DIRECTIVE - Pull out every line below containing the word "public".

(Dataset items)
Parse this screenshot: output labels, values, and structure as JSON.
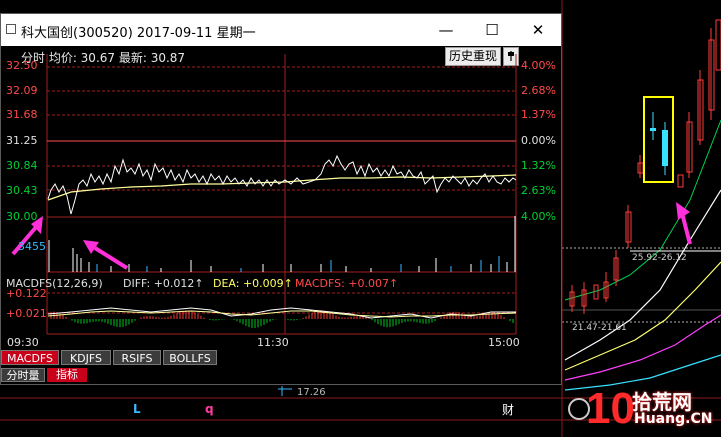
{
  "window": {
    "title": "科大国创(300520) 2017-09-11 星期一",
    "btn_min": "—",
    "btn_max": "☐",
    "btn_close": "✕"
  },
  "header": {
    "text": "分时 均价: 30.67 最新: 30.87",
    "history_label": "历史重现",
    "pin_icon": "pin-icon"
  },
  "price_axis_left": [
    "32.50",
    "32.09",
    "31.68",
    "31.25",
    "30.84",
    "30.43",
    "30.00"
  ],
  "price_axis_right": [
    "4.00%",
    "2.68%",
    "1.37%",
    "0.00%",
    "1.32%",
    "2.63%",
    "4.00%"
  ],
  "volume_label": "3455",
  "macd": {
    "label": "MACDFS(12,26,9)",
    "diff": "DIFF: +0.012↑",
    "dea": "DEA: +0.009↑",
    "macdfs": "MACDFS: +0.007↑",
    "axis_top": "+0.122",
    "axis_mid": "+0.021"
  },
  "time_axis": [
    "09:30",
    "11:30",
    "15:00"
  ],
  "tabs": [
    "MACDFS",
    "KDJFS",
    "RSIFS",
    "BOLLFS"
  ],
  "subtabs": [
    "分时量",
    "指标"
  ],
  "background": {
    "label_l": "L",
    "label_q": "q",
    "label_cai": "财",
    "price_label": "17.26",
    "range_label_a": "25.92-26.12",
    "range_label_b": "21.47-21.61"
  },
  "watermark": {
    "num": "10",
    "text": "拾荒网",
    "url": "Huang.CN"
  },
  "colors": {
    "up": "#ff3b3b",
    "down": "#00c81e",
    "price_line": "#ffffff",
    "avg_line": "#ffff9a",
    "accent_pink": "#ff2fd9",
    "tab_active": "#c8001a"
  }
}
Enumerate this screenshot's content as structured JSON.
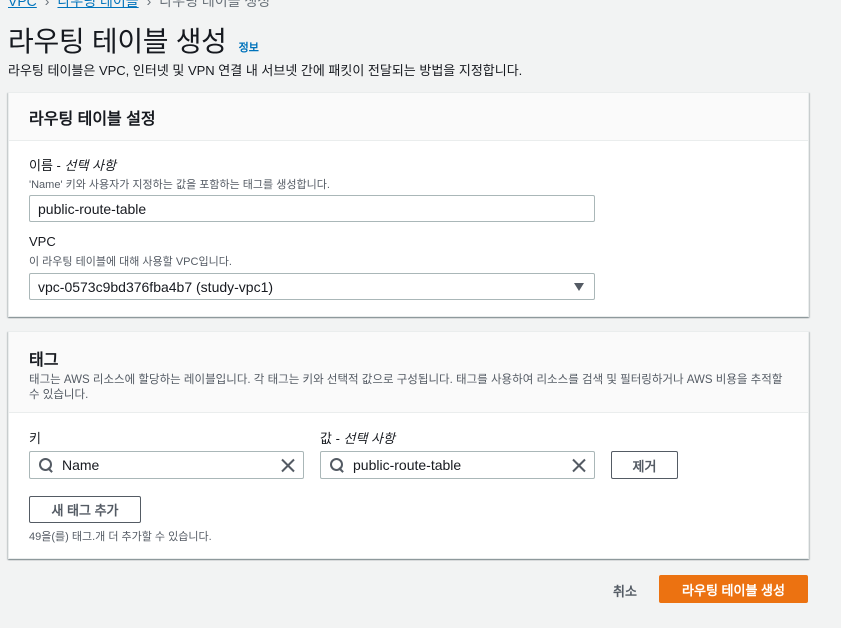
{
  "breadcrumb": {
    "items": [
      "VPC",
      "라우팅 테이블",
      "라우팅 테이블 생성"
    ]
  },
  "header": {
    "title": "라우팅 테이블 생성",
    "info_link": "정보",
    "description": "라우팅 테이블은 VPC, 인터넷 및 VPN 연결 내 서브넷 간에 패킷이 전달되는 방법을 지정합니다."
  },
  "settings": {
    "title": "라우팅 테이블 설정",
    "name_label": "이름 - ",
    "name_optional": "선택 사항",
    "name_hint": "'Name' 키와 사용자가 지정하는 값을 포함하는 태그를 생성합니다.",
    "name_value": "public-route-table",
    "vpc_label": "VPC",
    "vpc_hint": "이 라우팅 테이블에 대해 사용할 VPC입니다.",
    "vpc_value": "vpc-0573c9bd376fba4b7 (study-vpc1)"
  },
  "tags": {
    "title": "태그",
    "description": "태그는 AWS 리소스에 할당하는 레이블입니다. 각 태그는 키와 선택적 값으로 구성됩니다. 태그를 사용하여 리소스를 검색 및 필터링하거나 AWS 비용을 추적할 수 있습니다.",
    "key_label": "키",
    "value_label": "값 - ",
    "value_optional": "선택 사항",
    "key_value": "Name",
    "value_value": "public-route-table",
    "remove_button": "제거",
    "add_button": "새 태그 추가",
    "remaining_text": "49을(를) 태그.개 더 추가할 수 있습니다."
  },
  "footer": {
    "cancel_button": "취소",
    "create_button": "라우팅 테이블 생성"
  },
  "colors": {
    "primary": "#ec7211",
    "link": "#0073bb",
    "background": "#f2f3f3"
  }
}
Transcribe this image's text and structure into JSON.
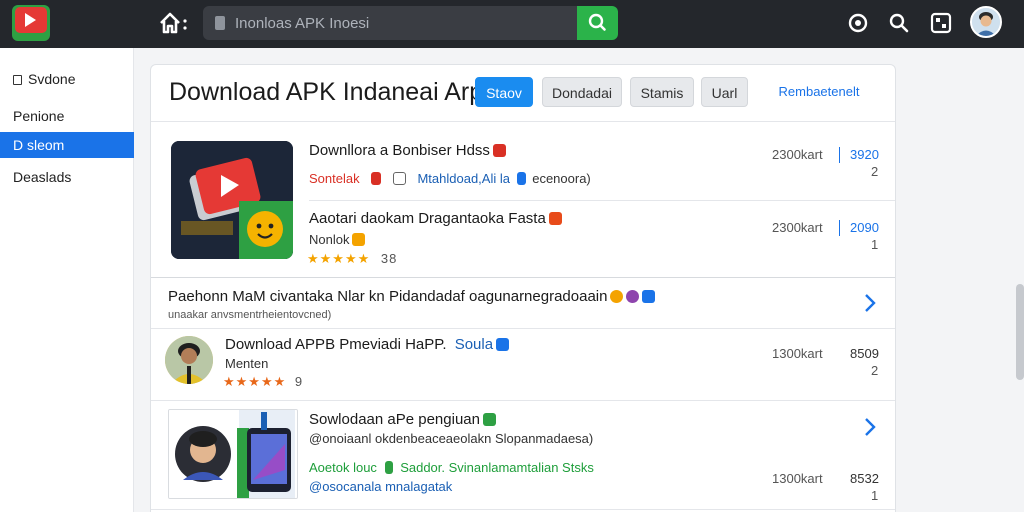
{
  "topbar": {
    "search_placeholder": "Inonloas APK Inoesi"
  },
  "sidebar": {
    "items": [
      {
        "label": "Svdone"
      },
      {
        "label": "Penione"
      },
      {
        "label": "D sleom"
      },
      {
        "label": "Deaslads"
      }
    ]
  },
  "main": {
    "title": "Download APK Indaneai Arp",
    "tabs": [
      {
        "label": "Staov"
      },
      {
        "label": "Dondadai"
      },
      {
        "label": "Stamis"
      },
      {
        "label": "Uarl"
      },
      {
        "label": "Rembaetenelt"
      }
    ],
    "featured": {
      "row1": {
        "title": "Downllora a Bonbiser Hdss",
        "sub_red": "Sontelak",
        "sub_blue": "Mtahldoad,Ali la",
        "sub_gray": "ecenoora)",
        "downloads": "2300kart",
        "count": "3920",
        "count2": "2"
      },
      "row2": {
        "title": "Aaotari daokam Dragantaoka Fasta",
        "sub": "Nonlok",
        "stars": "★★★★★",
        "rating": "38",
        "downloads": "2300kart",
        "count": "2090",
        "count2": "1"
      }
    },
    "banner": {
      "title": "Paehonn MaM civantaka Nlar kn Pidandadaf oagunarnegradoaain",
      "sub": "unaakar anvsmentrheientovcned)"
    },
    "list": [
      {
        "title": "Download APPB Pmeviadi HaPP.",
        "tag": "Soula",
        "sub": "Menten",
        "stars": "★★★★★",
        "rating": "9",
        "downloads": "1300kart",
        "count": "8509",
        "count2": "2"
      },
      {
        "title": "Sowlodaan aPe pengiuan",
        "sub": "@onoiaanl okdenbeaceaeolakn Slopanmadaesa)",
        "green": "Aoetok louc",
        "green2": "Saddor. Svinanlamamtalian Stsks",
        "blue": "@osocanala mnalagatak",
        "downloads": "1300kart",
        "count": "8532",
        "count2": "1"
      }
    ]
  }
}
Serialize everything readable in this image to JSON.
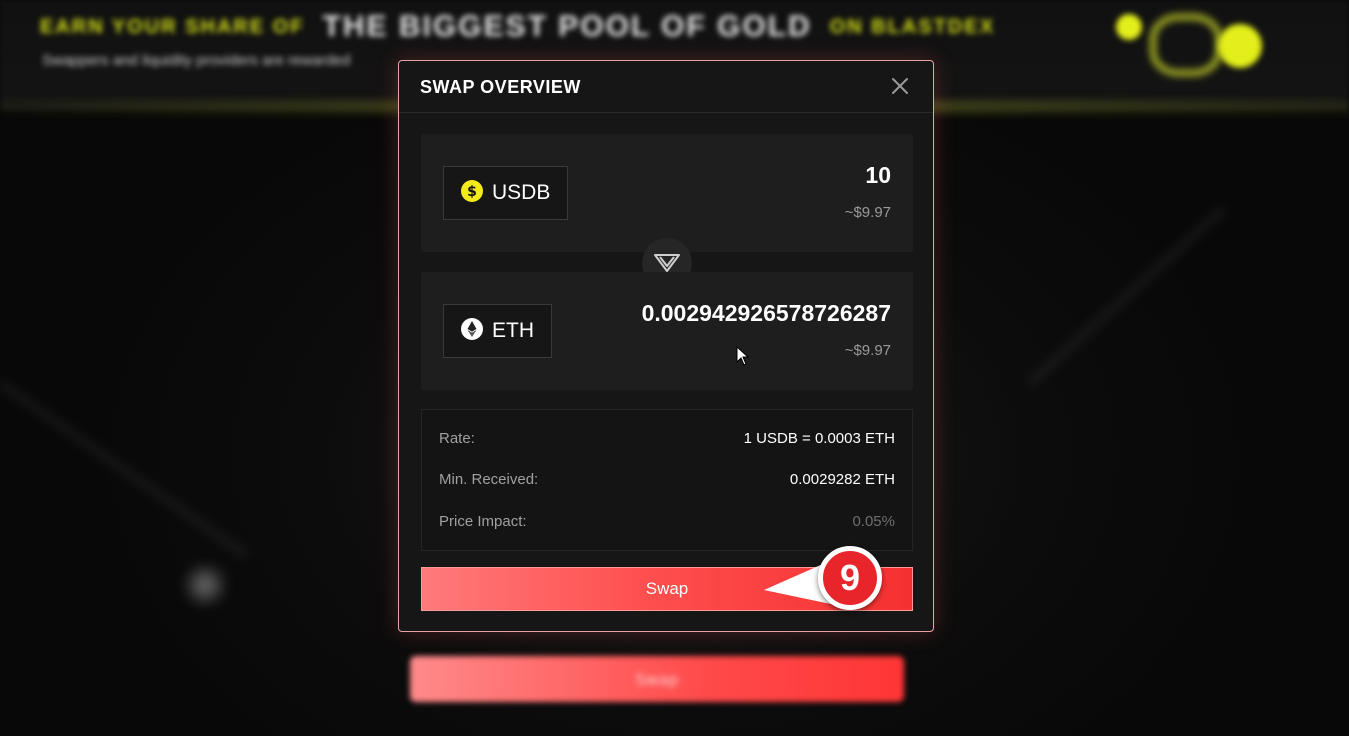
{
  "background": {
    "banner_left": "EARN YOUR SHARE OF",
    "banner_main": "THE BIGGEST POOL OF GOLD",
    "banner_right": "ON BLASTDEX",
    "subtitle": "Swappers and liquidity providers are rewarded",
    "swap_label": "Swap"
  },
  "modal": {
    "title": "SWAP OVERVIEW",
    "close_icon": "close-icon"
  },
  "from": {
    "symbol": "USDB",
    "icon": "usdb-icon",
    "icon_color": "#f2ea1a",
    "amount": "10",
    "usd": "~$9.97"
  },
  "to": {
    "symbol": "ETH",
    "icon": "eth-icon",
    "amount": "0.002942926578726287",
    "usd": "~$9.97"
  },
  "details": {
    "rate_label": "Rate:",
    "rate_value": "1 USDB = 0.0003 ETH",
    "min_label": "Min. Received:",
    "min_value": "0.0029282 ETH",
    "impact_label": "Price Impact:",
    "impact_value": "0.05%"
  },
  "swap_button": "Swap",
  "step_badge": "9",
  "colors": {
    "accent": "#ff4f4f",
    "modal_border": "#e8a3a3",
    "step_badge": "#e8252a"
  }
}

EXERCISE SOLUTION -
    "name_value": "public-route-table",
    "value_value": "public-route-table",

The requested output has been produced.